Part of a data file
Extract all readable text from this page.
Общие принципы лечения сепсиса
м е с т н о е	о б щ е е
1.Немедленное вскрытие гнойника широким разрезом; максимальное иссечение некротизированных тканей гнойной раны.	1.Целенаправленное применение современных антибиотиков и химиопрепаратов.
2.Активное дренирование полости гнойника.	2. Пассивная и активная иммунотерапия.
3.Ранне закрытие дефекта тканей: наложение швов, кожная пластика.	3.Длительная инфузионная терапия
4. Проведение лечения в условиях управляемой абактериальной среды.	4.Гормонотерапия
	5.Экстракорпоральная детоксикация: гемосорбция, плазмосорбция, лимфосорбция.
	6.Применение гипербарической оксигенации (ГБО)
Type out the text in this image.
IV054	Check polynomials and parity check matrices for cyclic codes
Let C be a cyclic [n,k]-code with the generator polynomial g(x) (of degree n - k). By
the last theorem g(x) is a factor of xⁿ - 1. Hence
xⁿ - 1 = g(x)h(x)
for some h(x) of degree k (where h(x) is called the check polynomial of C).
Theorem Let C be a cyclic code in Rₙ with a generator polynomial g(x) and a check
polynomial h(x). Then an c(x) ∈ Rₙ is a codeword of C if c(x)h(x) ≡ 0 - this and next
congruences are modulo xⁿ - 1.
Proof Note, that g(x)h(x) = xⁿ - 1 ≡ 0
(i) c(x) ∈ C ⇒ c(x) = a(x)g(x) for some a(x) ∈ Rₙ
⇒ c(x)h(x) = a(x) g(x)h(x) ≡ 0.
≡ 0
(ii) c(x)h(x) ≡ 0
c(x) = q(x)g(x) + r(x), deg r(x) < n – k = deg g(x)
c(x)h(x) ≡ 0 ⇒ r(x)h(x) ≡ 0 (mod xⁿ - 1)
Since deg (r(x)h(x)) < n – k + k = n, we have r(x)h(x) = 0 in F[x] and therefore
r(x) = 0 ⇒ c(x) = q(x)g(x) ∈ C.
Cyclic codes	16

#### [SET TASK]
Your task is to quote all of the data word for word.

#### [FINISHED ANSWER]
Extract all readable text from this page.
Общие принципы лечения сепсиса
м е с т н о е	о б щ е е
1.Немедленное вскрытие гнойника широким разрезом; максимальное иссечение некротизированных тканей гнойной раны.	1.Целенаправленное применение современных антибиотиков и химиопрепаратов.
2.Активное дренирование полости гнойника.	2. Пассивная и активная иммунотерапия.
3.Ранне закрытие дефекта тканей: наложение швов, кожная пластика.	3.Длительная инфузионная терапия
4. Проведение лечения в условиях управляемой абактериальной среды.	4.Гормонотерапия
	5.Экстракорпоральная детоксикация: гемосорбция, плазмосорбция, лимфосорбция.
	6.Применение гипербарической оксигенации (ГБО)
Type out the text in this image.
IV054	Check polynomials and parity check matrices for cyclic codes
Let C be a cyclic [n,k]-code with the generator polynomial g(x) (of degree n - k). By
the last theorem g(x) is a factor of xⁿ - 1. Hence
xⁿ - 1 = g(x)h(x)
for some h(x) of degree k (where h(x) is called the check polynomial of C).
Theorem Let C be a cyclic code in Rₙ with a generator polynomial g(x) and a check
polynomial h(x). Then an c(x) ∈ Rₙ is a codeword of C if c(x)h(x) ≡ 0 - this and next
congruences are modulo xⁿ - 1.
Proof Note, that g(x)h(x) = xⁿ - 1 ≡ 0
(i) c(x) ∈ C ⇒ c(x) = a(x)g(x) for some a(x) ∈ Rₙ
⇒ c(x)h(x) = a(x) g(x)h(x) ≡ 0.
≡ 0
(ii) c(x)h(x) ≡ 0
c(x) = q(x)g(x) + r(x), deg r(x) < n – k = deg g(x)
c(x)h(x) ≡ 0 ⇒ r(x)h(x) ≡ 0 (mod xⁿ - 1)
Since deg (r(x)h(x)) < n – k + k = n, we have r(x)h(x) = 0 in F[x] and therefore
r(x) = 0 ⇒ c(x) = q(x)g(x) ∈ C.
Cyclic codes	16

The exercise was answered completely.